> TASK GOAL
Gather every line of the entries that includes the word "immagine".

> RECORDS FOR THE EXERCISE
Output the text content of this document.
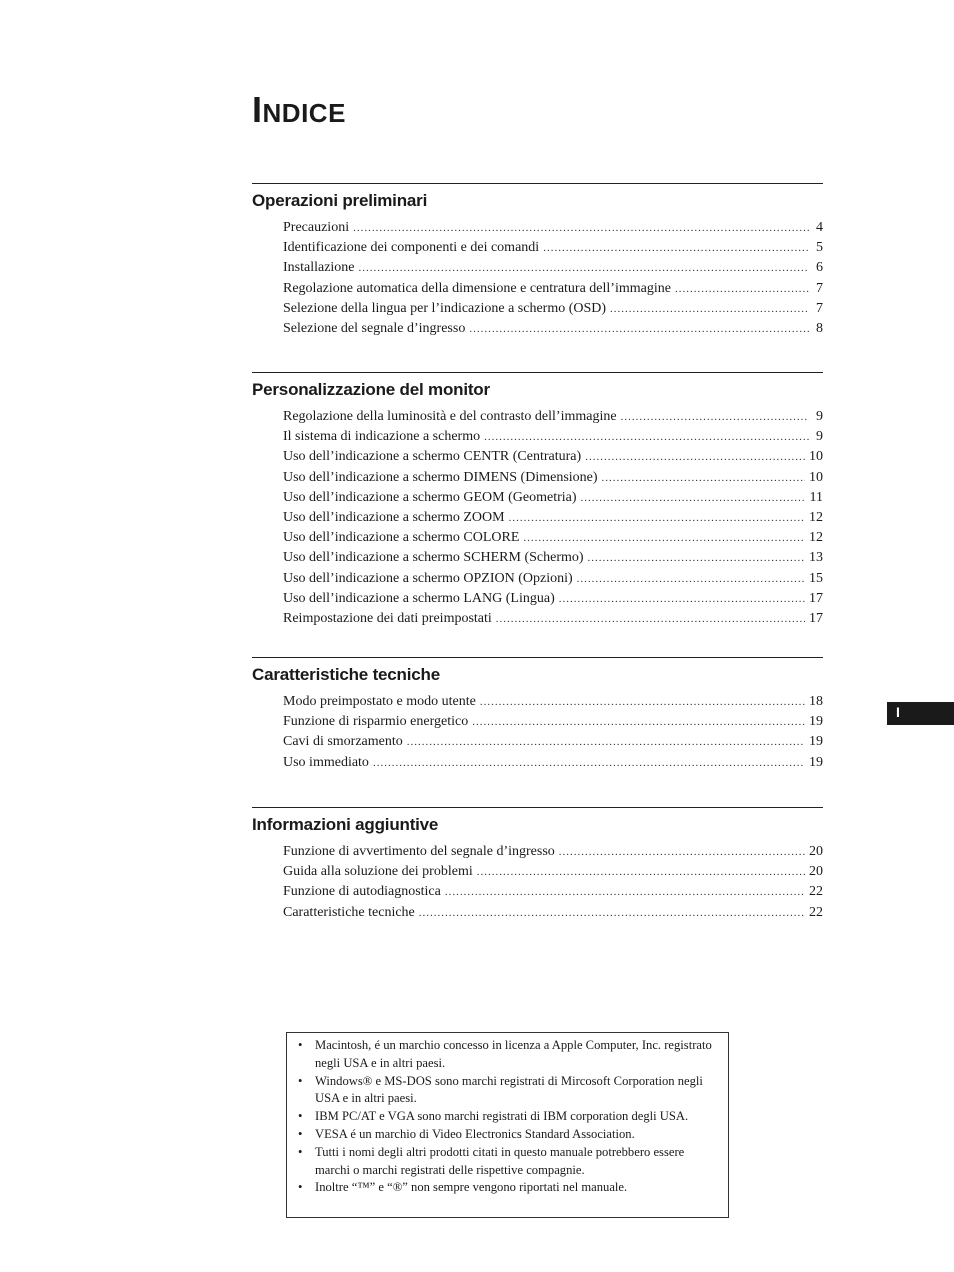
INDICE
Operazioni preliminari
Precauzioni .....	4
Identificazione dei componenti e dei comandi .....	5
Installazione .....	6
Regolazione automatica della dimensione e centratura dell’immagine .....	7
Selezione della lingua per l’indicazione a schermo (OSD) .....	7
Selezione del segnale d’ingresso .....	8
Personalizzazione del monitor
Regolazione della luminosità e del contrasto dell’immagine .....	9
Il sistema di indicazione a schermo .....	9
Uso dell’indicazione a schermo CENTR (Centratura) .....	10
Uso dell’indicazione a schermo DIMENS (Dimensione) .....	10
Uso dell’indicazione a schermo GEOM (Geometria) .....	11
Uso dell’indicazione a schermo ZOOM .....	12
Uso dell’indicazione a schermo COLORE .....	12
Uso dell’indicazione a schermo SCHERM (Schermo) .....	13
Uso dell’indicazione a schermo OPZION (Opzioni) .....	15
Uso dell’indicazione a schermo LANG (Lingua) .....	17
Reimpostazione dei dati preimpostati .....	17
Caratteristiche tecniche
Modo preimpostato e modo utente .....	18
Funzione di risparmio energetico .....	19
Cavi di smorzamento .....	19
Uso immediato .....	19
Informazioni aggiuntive
Funzione di avvertimento del segnale d’ingresso .....	20
Guida alla soluzione dei problemi .....	20
Funzione di autodiagnostica .....	22
Caratteristiche tecniche .....	22
I
• Macintosh, é un marchio concesso in licenza a Apple Computer, Inc. registrato negli USA e in altri paesi.
• Windows® e MS-DOS sono marchi registrati di Mircosoft Corporation negli USA e in altri paesi.
• IBM PC/AT e VGA sono marchi registrati di IBM corporation degli USA.
• VESA é un marchio di Video Electronics Standard Association.
• Tutti i nomi degli altri prodotti citati in questo manuale potrebbero essere marchi o marchi registrati delle rispettive compagnie.
• Inoltre “™” e “®” non sempre vengono riportati nel manuale.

> ANSWER BELOW
Regolazione automatica della dimensione e centratura dell’immagine .....	7
Regolazione della luminosità e del contrasto dell’immagine .....	9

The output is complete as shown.